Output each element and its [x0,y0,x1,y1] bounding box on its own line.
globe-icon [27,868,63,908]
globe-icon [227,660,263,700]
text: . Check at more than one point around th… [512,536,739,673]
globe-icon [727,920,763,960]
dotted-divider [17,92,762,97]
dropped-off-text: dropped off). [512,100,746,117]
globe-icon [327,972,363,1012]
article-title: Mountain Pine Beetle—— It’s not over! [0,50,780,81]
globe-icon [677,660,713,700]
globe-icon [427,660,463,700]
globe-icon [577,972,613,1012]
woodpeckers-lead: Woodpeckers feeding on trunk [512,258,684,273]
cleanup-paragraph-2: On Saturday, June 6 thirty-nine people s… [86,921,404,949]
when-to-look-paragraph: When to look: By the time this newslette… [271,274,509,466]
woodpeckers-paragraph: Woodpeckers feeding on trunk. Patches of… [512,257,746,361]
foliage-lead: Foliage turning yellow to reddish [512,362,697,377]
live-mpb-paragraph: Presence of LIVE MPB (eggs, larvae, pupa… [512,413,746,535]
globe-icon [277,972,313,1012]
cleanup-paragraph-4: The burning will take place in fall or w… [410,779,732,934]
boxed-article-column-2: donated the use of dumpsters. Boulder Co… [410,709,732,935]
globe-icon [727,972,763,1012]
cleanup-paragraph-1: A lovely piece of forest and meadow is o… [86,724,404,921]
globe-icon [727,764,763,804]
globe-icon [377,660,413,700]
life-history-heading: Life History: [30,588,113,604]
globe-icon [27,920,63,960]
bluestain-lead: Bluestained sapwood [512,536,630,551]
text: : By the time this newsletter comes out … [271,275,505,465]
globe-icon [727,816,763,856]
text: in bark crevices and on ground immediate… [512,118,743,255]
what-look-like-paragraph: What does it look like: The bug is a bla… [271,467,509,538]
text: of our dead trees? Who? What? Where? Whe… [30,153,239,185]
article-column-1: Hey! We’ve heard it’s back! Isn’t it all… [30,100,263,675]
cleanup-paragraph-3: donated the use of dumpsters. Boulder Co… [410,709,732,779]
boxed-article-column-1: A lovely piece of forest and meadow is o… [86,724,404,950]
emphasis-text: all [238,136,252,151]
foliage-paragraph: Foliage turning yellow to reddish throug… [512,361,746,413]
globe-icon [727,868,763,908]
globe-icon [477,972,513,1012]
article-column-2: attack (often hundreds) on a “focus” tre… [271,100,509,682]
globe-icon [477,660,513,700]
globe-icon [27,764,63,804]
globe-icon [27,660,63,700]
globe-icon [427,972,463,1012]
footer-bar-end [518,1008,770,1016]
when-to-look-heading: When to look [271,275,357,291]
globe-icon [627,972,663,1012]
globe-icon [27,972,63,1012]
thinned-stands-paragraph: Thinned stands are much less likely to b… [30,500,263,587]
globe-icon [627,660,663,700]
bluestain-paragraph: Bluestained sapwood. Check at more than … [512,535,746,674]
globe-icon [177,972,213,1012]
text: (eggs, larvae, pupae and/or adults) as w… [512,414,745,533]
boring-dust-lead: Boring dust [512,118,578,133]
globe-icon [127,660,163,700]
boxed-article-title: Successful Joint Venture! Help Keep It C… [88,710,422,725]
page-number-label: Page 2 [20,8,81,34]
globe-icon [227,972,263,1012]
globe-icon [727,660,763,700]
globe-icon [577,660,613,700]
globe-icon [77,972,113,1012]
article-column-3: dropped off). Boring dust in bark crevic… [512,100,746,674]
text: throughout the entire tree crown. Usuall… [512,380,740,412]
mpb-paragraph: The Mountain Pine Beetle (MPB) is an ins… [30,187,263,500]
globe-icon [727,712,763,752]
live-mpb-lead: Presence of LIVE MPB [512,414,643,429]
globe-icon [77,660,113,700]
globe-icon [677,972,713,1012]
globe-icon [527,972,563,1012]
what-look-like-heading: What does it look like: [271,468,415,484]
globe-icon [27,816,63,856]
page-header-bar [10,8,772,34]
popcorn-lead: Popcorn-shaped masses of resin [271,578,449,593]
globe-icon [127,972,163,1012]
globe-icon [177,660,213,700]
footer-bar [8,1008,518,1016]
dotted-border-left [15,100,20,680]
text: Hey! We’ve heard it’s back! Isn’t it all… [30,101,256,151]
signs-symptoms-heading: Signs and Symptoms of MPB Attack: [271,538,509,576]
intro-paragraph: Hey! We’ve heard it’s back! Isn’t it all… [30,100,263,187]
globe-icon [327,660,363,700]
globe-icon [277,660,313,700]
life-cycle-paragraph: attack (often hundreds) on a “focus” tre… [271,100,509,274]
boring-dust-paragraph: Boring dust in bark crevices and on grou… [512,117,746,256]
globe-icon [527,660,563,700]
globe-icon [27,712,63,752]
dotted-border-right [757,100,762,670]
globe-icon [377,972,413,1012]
○ ○ ○
◆ **Given problem**
Please copy the data from its start through the line containing "when-to-look-paragraph: When to", inclusive, substituting "earth-icon" for each "globe-icon" and keeping everything else the same.

◆ **Task answer**
Output each element and its [x0,y0,x1,y1] bounding box on its own line.
earth-icon [27,868,63,908]
earth-icon [227,660,263,700]
text: . Check at more than one point around th… [512,536,739,673]
earth-icon [727,920,763,960]
dotted-divider [17,92,762,97]
dropped-off-text: dropped off). [512,100,746,117]
earth-icon [327,972,363,1012]
article-title: Mountain Pine Beetle—— It’s not over! [0,50,780,81]
earth-icon [677,660,713,700]
earth-icon [427,660,463,700]
earth-icon [577,972,613,1012]
woodpeckers-lead: Woodpeckers feeding on trunk [512,258,684,273]
cleanup-paragraph-2: On Saturday, June 6 thirty-nine people s… [86,921,404,949]
when-to-look-paragraph: When to look: By the time this newslette… [271,274,509,466]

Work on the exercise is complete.